• Work required: Search the material for the string "this" and copy each line where it occurs.

• Records:
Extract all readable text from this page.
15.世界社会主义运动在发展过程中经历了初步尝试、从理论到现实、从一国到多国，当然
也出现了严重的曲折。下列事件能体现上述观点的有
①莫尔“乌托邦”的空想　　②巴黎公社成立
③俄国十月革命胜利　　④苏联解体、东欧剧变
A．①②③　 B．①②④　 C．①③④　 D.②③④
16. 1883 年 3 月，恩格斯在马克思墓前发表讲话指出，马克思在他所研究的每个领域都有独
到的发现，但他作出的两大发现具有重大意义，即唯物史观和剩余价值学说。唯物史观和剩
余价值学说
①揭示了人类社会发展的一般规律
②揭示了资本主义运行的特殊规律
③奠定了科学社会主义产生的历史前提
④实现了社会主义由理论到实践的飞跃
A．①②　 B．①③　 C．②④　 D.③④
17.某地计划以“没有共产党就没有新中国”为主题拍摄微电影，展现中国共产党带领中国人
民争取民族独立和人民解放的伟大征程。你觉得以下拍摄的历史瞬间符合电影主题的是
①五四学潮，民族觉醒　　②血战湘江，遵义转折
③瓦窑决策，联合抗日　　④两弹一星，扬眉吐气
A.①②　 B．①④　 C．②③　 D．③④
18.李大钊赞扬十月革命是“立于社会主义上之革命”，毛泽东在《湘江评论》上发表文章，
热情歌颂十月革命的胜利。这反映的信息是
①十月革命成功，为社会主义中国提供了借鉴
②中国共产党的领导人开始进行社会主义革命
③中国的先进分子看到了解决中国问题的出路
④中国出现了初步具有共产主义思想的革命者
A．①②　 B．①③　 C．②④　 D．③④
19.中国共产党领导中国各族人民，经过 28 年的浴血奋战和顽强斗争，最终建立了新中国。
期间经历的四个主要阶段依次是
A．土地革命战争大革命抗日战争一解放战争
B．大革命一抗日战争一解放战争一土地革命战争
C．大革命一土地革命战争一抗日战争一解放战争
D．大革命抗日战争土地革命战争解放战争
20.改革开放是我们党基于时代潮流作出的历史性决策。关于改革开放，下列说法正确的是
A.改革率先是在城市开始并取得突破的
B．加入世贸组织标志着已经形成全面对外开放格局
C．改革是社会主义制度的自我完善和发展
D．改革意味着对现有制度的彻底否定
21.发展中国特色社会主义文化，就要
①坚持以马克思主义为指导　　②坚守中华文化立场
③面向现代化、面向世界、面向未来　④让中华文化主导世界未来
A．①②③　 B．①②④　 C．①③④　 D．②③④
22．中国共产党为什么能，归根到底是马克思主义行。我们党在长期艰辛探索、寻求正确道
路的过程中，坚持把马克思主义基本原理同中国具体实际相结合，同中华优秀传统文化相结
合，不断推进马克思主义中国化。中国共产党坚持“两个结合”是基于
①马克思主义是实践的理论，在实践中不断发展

...

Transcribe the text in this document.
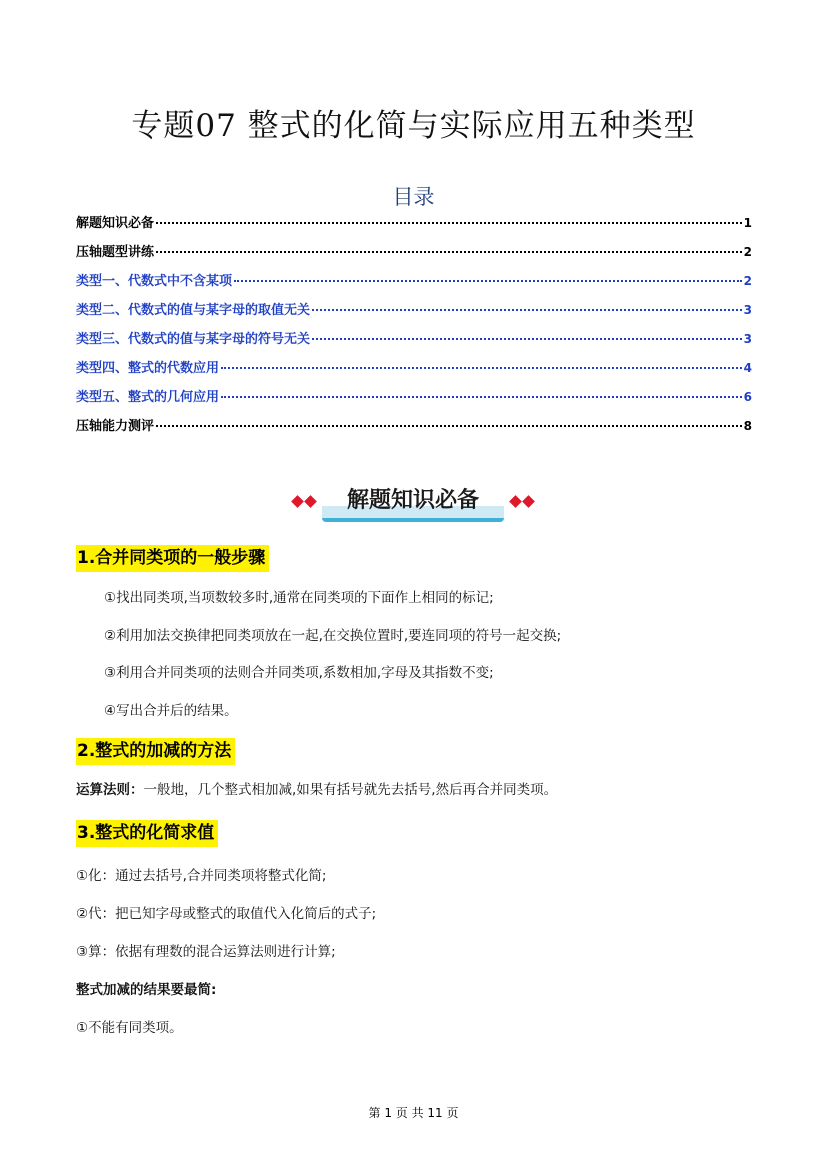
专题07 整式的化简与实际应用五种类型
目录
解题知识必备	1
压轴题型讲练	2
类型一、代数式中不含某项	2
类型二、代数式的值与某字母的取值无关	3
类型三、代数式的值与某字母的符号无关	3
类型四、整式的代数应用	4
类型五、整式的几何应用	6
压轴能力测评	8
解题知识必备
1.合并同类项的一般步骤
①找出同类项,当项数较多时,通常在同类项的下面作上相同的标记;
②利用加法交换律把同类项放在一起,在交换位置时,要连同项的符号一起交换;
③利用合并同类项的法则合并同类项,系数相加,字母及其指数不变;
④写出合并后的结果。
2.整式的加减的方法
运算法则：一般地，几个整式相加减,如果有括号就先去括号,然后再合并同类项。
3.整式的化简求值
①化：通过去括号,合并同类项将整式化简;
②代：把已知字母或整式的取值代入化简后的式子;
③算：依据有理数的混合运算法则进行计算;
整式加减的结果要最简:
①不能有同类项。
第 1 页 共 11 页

• Full solution:
Extract all readable text from this page.
Transcribe the text in this document.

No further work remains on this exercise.